GIVEN EXERCISE: Extract all data as written.

[Dataset excerpt]
■ ■ ■

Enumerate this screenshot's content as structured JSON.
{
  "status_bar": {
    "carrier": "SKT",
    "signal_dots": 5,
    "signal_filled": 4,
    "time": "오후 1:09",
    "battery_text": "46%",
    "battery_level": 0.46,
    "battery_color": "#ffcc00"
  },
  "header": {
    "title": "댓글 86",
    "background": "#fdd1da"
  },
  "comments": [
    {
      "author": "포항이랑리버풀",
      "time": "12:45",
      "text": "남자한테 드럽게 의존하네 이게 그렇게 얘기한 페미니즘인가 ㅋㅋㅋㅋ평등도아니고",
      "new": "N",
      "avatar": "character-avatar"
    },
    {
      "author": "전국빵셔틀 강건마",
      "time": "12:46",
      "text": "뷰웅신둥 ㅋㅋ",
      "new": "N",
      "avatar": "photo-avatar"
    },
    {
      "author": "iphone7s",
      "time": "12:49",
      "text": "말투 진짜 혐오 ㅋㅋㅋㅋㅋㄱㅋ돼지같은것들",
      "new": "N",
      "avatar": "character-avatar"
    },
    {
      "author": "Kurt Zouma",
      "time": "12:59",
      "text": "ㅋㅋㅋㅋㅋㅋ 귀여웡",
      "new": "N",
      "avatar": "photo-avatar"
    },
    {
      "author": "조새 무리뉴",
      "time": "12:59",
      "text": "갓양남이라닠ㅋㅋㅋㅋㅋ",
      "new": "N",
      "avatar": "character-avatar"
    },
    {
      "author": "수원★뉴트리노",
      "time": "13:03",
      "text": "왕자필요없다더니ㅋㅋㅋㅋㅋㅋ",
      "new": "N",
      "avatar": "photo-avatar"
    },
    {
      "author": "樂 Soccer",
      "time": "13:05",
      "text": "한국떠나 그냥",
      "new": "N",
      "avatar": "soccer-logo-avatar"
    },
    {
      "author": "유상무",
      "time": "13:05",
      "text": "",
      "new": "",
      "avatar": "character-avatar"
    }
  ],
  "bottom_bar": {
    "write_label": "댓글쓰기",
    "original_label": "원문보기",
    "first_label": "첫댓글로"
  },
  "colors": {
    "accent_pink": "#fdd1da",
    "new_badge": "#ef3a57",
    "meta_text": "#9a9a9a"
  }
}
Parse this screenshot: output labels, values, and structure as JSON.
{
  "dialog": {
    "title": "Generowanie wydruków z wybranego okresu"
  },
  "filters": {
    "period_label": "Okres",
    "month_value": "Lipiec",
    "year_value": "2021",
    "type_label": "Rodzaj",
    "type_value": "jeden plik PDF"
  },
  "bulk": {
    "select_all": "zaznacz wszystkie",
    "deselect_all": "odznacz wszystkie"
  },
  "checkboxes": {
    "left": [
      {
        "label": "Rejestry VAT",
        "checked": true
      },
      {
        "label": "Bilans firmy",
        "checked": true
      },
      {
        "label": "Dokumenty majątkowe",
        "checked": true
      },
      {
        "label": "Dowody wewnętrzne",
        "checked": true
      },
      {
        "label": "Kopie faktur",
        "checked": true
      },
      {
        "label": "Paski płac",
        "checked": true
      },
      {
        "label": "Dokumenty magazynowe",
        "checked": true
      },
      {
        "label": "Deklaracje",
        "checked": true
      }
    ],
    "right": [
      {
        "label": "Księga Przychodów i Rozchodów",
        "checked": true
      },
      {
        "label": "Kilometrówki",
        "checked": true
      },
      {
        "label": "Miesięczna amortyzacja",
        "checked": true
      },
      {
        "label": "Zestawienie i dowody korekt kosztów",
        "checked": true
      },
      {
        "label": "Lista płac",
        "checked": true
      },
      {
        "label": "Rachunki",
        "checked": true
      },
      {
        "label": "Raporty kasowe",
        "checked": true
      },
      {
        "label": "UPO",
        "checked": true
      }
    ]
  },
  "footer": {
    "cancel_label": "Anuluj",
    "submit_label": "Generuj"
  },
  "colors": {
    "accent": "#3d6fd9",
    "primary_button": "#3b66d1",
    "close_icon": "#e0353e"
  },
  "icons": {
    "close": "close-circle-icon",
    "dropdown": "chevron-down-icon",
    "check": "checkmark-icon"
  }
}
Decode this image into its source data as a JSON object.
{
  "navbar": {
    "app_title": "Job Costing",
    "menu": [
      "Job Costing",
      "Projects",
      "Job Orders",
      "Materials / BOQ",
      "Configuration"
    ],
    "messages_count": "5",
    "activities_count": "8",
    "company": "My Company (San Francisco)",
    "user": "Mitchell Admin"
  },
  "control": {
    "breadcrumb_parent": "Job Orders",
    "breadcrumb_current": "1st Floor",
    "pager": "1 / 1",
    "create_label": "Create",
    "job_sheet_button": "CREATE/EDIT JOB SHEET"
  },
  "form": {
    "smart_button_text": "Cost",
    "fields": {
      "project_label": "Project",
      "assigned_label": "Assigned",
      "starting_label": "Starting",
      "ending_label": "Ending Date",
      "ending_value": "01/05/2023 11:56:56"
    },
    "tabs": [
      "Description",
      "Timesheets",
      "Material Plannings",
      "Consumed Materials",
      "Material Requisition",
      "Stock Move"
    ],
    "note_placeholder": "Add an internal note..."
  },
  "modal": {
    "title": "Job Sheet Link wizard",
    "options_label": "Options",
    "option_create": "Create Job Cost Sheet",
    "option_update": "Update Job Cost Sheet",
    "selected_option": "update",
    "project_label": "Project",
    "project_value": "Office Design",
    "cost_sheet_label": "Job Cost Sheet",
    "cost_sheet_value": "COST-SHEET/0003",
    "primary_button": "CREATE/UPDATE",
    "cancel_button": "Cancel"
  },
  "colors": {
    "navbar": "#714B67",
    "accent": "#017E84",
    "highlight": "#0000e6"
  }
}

■ ■ ■

EXPECTED ANSWER:
Enumerate this screenshot's content as structured JSON.
{
  "status_bar": {
    "carrier": "SKT",
    "signal_dots": 5,
    "signal_filled": 4,
    "time": "오후 1:09",
    "battery_text": "46%",
    "battery_level": 0.46,
    "battery_color": "#ffcc00"
  },
  "header": {
    "title": "댓글 86",
    "background": "#fdd1da"
  },
  "comments": [
    {
      "author": "포항이랑리버풀",
      "time": "12:45",
      "text": "남자한테 드럽게 의존하네 이게 그렇게 얘기한 페미니즘인가 ㅋㅋㅋㅋ평등도아니고",
      "new": "N",
      "avatar": "character-avatar"
    },
    {
      "author": "전국빵셔틀 강건마",
      "time": "12:46",
      "text": "뷰웅신둥 ㅋㅋ",
      "new": "N",
      "avatar": "photo-avatar"
    },
    {
      "author": "iphone7s",
      "time": "12:49",
      "text": "말투 진짜 혐오 ㅋㅋㅋㅋㅋㄱㅋ돼지같은것들",
      "new": "N",
      "avatar": "character-avatar"
    },
    {
      "author": "Kurt Zouma",
      "time": "12:59",
      "text": "ㅋㅋㅋㅋㅋㅋ 귀여웡",
      "new": "N",
      "avatar": "photo-avatar"
    },
    {
      "author": "조새 무리뉴",
      "time": "12:59",
      "text": "갓양남이라닠ㅋㅋㅋㅋㅋ",
      "new": "N",
      "avatar": "character-avatar"
    },
    {
      "author": "수원★뉴트리노",
      "time": "13:03",
      "text": "왕자필요없다더니ㅋㅋㅋㅋㅋㅋ",
      "new": "N",
      "avatar": "photo-avatar"
    },
    {
      "author": "樂 Soccer",
      "time": "13:05",
      "text": "한국떠나 그냥",
      "new": "N",
      "avatar": "soccer-logo-avatar"
    },
    {
      "author": "유상무",
      "time": "13:05",
      "text": "",
      "new": "",
      "avatar": "character-avatar"
    }
  ],
  "bottom_bar": {
    "write_label": "댓글쓰기",
    "original_label": "원문보기",
    "first_label": "첫댓글로"
  },
  "colors": {
    "accent_pink": "#fdd1da",
    "new_badge": "#ef3a57",
    "meta_text": "#9a9a9a"
  }
}
Parse this screenshot: output labels, values, and structure as JSON.
{
  "dialog": {
    "title": "Generowanie wydruków z wybranego okresu"
  },
  "filters": {
    "period_label": "Okres",
    "month_value": "Lipiec",
    "year_value": "2021",
    "type_label": "Rodzaj",
    "type_value": "jeden plik PDF"
  },
  "bulk": {
    "select_all": "zaznacz wszystkie",
    "deselect_all": "odznacz wszystkie"
  },
  "checkboxes": {
    "left": [
      {
        "label": "Rejestry VAT",
        "checked": true
      },
      {
        "label": "Bilans firmy",
        "checked": true
      },
      {
        "label": "Dokumenty majątkowe",
        "checked": true
      },
      {
        "label": "Dowody wewnętrzne",
        "checked": true
      },
      {
        "label": "Kopie faktur",
        "checked": true
      },
      {
        "label": "Paski płac",
        "checked": true
      },
      {
        "label": "Dokumenty magazynowe",
        "checked": true
      },
      {
        "label": "Deklaracje",
        "checked": true
      }
    ],
    "right": [
      {
        "label": "Księga Przychodów i Rozchodów",
        "checked": true
      },
      {
        "label": "Kilometrówki",
        "checked": true
      },
      {
        "label": "Miesięczna amortyzacja",
        "checked": true
      },
      {
        "label": "Zestawienie i dowody korekt kosztów",
        "checked": true
      },
      {
        "label": "Lista płac",
        "checked": true
      },
      {
        "label": "Rachunki",
        "checked": true
      },
      {
        "label": "Raporty kasowe",
        "checked": true
      },
      {
        "label": "UPO",
        "checked": true
      }
    ]
  },
  "footer": {
    "cancel_label": "Anuluj",
    "submit_label": "Generuj"
  },
  "colors": {
    "accent": "#3d6fd9",
    "primary_button": "#3b66d1",
    "close_icon": "#e0353e"
  },
  "icons": {
    "close": "close-circle-icon",
    "dropdown": "chevron-down-icon",
    "check": "checkmark-icon"
  }
}
Decode this image into its source data as a JSON object.
{
  "navbar": {
    "app_title": "Job Costing",
    "menu": [
      "Job Costing",
      "Projects",
      "Job Orders",
      "Materials / BOQ",
      "Configuration"
    ],
    "messages_count": "5",
    "activities_count": "8",
    "company": "My Company (San Francisco)",
    "user": "Mitchell Admin"
  },
  "control": {
    "breadcrumb_parent": "Job Orders",
    "breadcrumb_current": "1st Floor",
    "pager": "1 / 1",
    "create_label": "Create",
    "job_sheet_button": "CREATE/EDIT JOB SHEET"
  },
  "form": {
    "smart_button_text": "Cost",
    "fields": {
      "project_label": "Project",
      "assigned_label": "Assigned",
      "starting_label": "Starting",
      "ending_label": "Ending Date",
      "ending_value": "01/05/2023 11:56:56"
    },
    "tabs": [
      "Description",
      "Timesheets",
      "Material Plannings",
      "Consumed Materials",
      "Material Requisition",
      "Stock Move"
    ],
    "note_placeholder": "Add an internal note..."
  },
  "modal": {
    "title": "Job Sheet Link wizard",
    "options_label": "Options",
    "option_create": "Create Job Cost Sheet",
    "option_update": "Update Job Cost Sheet",
    "selected_option": "update",
    "project_label": "Project",
    "project_value": "Office Design",
    "cost_sheet_label": "Job Cost Sheet",
    "cost_sheet_value": "COST-SHEET/0003",
    "primary_button": "CREATE/UPDATE",
    "cancel_button": "Cancel"
  },
  "colors": {
    "navbar": "#714B67",
    "accent": "#017E84",
    "highlight": "#0000e6"
  }
}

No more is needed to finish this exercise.